Tell how many lines carry the word "aggregates"; the reply is the number and nothing else.

## begin Input records

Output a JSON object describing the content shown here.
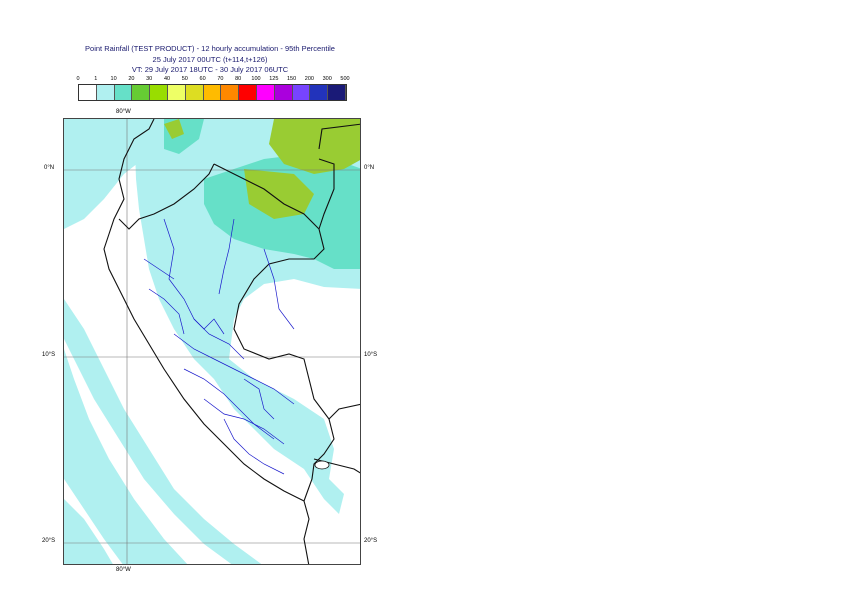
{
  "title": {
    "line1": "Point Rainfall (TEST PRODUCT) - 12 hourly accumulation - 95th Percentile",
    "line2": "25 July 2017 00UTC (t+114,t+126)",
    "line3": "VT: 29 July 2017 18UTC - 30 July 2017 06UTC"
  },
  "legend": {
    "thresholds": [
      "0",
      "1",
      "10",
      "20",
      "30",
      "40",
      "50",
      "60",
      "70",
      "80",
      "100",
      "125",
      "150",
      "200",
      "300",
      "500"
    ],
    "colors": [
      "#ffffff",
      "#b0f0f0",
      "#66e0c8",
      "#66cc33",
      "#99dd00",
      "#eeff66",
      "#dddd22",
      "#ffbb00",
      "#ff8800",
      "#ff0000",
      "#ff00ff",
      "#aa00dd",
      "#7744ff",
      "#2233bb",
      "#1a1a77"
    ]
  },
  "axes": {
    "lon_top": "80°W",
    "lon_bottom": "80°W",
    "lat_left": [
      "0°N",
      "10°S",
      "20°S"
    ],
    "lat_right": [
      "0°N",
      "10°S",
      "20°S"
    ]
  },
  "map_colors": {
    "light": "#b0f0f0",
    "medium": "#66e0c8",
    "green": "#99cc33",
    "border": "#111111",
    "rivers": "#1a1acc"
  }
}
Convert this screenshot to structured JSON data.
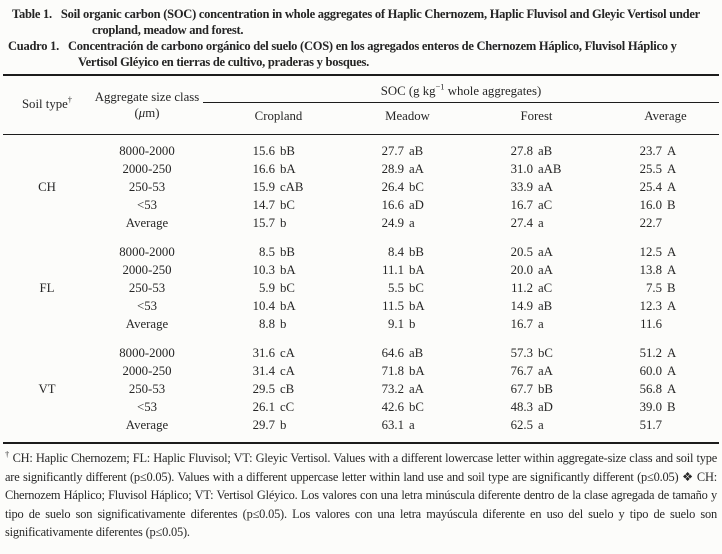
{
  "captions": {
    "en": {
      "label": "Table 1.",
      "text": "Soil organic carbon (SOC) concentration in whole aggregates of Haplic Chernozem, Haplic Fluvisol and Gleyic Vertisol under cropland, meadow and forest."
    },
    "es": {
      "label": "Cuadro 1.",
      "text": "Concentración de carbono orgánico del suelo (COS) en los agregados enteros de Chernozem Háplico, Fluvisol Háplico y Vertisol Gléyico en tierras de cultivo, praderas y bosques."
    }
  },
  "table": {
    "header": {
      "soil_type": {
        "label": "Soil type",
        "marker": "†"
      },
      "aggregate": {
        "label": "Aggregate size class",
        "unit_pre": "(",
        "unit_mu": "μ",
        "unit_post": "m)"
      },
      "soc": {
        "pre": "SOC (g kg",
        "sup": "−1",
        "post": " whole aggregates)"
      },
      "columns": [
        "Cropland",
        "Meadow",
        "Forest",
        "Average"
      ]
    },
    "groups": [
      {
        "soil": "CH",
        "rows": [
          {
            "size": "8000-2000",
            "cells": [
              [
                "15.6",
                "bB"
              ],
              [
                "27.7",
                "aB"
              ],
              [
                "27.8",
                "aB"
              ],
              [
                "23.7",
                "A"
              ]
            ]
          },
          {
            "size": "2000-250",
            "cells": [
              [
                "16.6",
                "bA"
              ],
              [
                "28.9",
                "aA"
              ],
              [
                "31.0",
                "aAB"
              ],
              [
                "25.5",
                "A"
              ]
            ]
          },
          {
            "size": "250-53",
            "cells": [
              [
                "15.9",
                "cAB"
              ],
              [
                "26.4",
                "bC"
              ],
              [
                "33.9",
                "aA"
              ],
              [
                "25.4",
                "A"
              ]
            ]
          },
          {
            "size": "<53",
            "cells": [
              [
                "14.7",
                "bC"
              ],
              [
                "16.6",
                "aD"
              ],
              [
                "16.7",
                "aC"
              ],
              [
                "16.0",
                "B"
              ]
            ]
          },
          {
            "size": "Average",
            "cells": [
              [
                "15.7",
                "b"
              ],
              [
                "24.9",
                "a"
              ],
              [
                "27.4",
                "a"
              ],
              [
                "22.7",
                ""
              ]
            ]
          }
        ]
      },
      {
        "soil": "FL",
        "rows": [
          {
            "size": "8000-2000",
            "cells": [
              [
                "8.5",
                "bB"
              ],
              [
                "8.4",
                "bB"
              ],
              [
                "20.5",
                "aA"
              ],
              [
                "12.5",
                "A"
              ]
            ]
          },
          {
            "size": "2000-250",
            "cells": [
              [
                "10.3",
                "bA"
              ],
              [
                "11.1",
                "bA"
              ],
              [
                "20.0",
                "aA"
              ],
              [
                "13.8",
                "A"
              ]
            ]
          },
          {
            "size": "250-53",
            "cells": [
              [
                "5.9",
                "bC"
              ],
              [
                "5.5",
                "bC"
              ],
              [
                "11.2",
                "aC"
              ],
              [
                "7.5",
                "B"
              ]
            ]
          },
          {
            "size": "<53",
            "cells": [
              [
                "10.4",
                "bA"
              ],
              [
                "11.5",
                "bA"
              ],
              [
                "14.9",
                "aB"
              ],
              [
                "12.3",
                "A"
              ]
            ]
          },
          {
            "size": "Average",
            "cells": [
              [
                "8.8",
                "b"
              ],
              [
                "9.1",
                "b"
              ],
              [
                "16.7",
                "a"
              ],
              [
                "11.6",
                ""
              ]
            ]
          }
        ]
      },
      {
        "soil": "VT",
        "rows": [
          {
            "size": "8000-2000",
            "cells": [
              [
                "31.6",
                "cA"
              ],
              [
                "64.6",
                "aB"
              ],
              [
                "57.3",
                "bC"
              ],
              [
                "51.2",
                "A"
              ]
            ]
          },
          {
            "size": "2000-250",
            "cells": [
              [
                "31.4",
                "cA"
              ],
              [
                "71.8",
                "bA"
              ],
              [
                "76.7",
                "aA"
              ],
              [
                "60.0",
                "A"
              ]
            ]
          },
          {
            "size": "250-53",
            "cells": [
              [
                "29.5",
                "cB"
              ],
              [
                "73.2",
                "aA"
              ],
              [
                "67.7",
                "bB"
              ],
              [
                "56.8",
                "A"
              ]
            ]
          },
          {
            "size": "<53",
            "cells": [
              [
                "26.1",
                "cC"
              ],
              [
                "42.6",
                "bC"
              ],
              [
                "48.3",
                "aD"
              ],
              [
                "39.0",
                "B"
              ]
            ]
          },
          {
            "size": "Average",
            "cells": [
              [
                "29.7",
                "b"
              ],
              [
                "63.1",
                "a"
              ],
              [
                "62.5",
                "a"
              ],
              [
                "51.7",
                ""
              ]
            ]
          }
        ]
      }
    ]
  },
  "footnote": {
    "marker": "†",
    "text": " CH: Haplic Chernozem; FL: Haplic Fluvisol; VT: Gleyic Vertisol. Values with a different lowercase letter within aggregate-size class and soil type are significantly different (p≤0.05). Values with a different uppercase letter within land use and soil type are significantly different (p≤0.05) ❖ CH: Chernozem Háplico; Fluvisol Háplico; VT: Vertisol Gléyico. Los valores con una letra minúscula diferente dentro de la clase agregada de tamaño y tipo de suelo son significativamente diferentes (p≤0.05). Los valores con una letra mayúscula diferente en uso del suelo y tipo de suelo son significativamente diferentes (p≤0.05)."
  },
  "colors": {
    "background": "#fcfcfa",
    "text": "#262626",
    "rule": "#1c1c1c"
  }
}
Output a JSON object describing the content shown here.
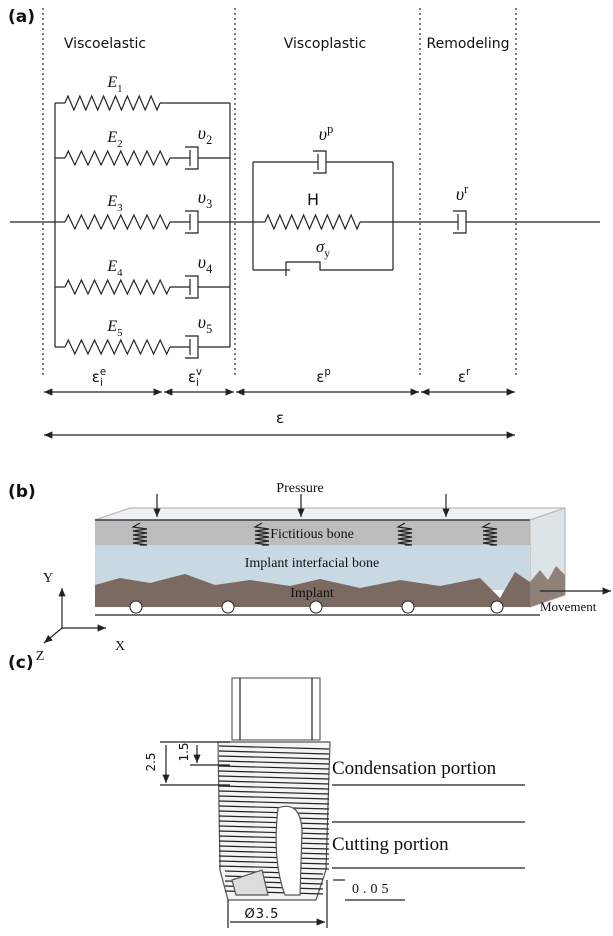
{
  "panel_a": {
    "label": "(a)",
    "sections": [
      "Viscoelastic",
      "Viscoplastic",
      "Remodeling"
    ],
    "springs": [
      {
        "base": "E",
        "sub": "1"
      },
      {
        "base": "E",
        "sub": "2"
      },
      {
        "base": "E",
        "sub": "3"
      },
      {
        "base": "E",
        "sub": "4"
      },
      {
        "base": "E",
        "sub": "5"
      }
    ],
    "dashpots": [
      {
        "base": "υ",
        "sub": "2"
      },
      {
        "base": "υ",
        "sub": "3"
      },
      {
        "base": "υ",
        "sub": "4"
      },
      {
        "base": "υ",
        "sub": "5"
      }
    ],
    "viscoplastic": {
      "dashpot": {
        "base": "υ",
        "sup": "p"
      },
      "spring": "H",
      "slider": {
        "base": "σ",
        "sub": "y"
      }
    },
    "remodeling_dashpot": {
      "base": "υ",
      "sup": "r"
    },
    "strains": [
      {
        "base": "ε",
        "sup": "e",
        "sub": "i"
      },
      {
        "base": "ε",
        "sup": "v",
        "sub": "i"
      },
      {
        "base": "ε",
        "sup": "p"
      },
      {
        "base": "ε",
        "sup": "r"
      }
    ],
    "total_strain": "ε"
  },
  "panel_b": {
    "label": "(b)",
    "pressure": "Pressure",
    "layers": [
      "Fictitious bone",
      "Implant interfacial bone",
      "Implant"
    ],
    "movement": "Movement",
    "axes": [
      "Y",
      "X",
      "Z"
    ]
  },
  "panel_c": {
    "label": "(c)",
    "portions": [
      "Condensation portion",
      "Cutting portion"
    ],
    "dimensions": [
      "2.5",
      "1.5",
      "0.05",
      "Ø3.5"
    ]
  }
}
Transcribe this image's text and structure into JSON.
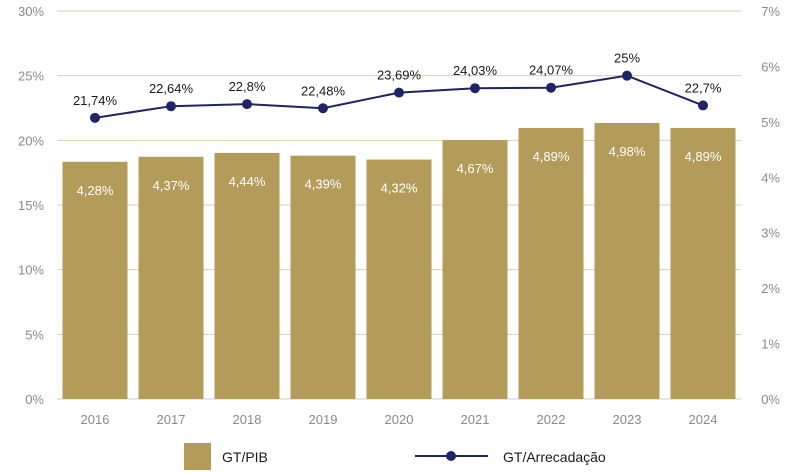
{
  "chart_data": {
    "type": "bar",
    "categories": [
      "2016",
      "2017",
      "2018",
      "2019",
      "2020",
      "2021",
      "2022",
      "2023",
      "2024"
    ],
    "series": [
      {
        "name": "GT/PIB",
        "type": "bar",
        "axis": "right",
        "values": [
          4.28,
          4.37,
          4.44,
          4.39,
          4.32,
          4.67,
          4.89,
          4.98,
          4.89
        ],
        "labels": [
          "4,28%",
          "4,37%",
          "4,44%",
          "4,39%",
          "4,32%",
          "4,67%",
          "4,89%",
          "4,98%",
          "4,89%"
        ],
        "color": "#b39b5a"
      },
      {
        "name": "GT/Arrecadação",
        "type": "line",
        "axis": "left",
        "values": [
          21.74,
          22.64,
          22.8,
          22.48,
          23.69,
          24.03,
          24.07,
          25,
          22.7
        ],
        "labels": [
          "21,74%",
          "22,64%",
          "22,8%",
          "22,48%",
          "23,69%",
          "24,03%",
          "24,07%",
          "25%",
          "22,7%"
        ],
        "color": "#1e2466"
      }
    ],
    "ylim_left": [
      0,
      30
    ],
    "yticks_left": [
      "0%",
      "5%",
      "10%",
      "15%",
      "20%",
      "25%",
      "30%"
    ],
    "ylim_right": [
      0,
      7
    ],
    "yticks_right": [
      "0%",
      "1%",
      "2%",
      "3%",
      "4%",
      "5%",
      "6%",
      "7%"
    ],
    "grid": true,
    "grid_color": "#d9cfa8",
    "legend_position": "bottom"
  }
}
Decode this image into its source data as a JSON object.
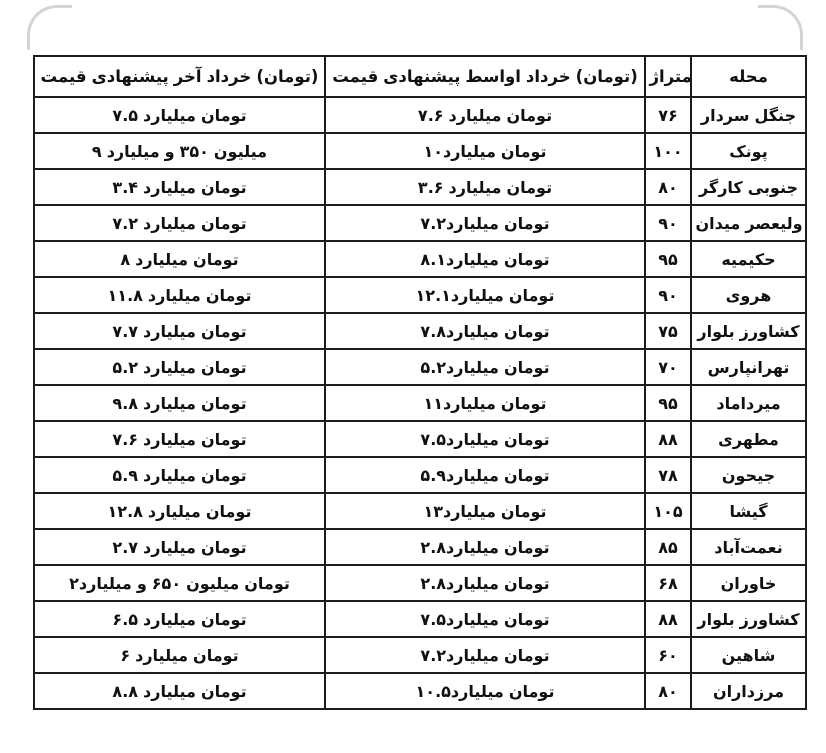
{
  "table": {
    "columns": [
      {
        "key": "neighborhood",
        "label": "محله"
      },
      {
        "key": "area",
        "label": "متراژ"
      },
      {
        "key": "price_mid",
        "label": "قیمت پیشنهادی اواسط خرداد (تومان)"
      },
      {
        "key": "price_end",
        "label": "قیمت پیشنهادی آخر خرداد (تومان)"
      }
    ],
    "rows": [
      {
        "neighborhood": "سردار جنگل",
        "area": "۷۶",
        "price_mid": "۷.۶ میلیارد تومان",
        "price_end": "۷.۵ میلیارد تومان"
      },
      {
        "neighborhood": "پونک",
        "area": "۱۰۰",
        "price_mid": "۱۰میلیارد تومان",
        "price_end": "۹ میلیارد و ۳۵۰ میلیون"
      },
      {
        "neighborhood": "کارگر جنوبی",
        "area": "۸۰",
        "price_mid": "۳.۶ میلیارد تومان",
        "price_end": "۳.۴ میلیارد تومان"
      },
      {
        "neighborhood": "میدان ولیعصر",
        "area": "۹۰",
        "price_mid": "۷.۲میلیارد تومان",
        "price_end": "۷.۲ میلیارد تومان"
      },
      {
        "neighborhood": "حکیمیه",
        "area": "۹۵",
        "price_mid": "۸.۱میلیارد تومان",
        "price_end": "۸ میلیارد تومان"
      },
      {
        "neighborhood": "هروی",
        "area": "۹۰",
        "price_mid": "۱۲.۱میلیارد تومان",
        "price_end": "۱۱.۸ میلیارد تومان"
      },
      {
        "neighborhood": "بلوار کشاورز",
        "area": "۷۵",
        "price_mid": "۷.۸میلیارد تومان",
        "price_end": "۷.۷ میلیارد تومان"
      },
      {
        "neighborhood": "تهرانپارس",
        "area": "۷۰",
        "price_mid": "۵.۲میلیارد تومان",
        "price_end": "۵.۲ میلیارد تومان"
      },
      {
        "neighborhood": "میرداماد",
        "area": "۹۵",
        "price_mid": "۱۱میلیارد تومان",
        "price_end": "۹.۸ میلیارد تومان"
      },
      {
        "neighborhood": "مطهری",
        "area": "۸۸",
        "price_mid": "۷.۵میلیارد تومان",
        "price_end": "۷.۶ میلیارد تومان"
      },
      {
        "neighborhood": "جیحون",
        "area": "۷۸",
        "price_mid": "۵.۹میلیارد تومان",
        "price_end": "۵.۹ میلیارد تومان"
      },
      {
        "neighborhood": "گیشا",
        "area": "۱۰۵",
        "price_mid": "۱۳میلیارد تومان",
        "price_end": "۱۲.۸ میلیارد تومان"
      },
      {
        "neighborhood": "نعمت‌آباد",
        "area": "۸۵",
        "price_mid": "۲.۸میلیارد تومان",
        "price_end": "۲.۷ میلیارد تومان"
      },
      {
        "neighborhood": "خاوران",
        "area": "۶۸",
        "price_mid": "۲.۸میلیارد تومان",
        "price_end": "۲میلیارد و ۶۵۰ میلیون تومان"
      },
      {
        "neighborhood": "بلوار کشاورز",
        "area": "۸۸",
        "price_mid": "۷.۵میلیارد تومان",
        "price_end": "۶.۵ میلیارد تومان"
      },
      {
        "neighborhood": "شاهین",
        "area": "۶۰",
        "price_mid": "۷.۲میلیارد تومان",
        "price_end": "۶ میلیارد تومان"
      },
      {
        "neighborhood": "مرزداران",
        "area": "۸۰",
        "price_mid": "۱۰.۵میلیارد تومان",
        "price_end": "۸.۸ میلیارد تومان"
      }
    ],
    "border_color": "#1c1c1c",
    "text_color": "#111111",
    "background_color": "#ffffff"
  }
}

## end Input records

* _Exercise output_
2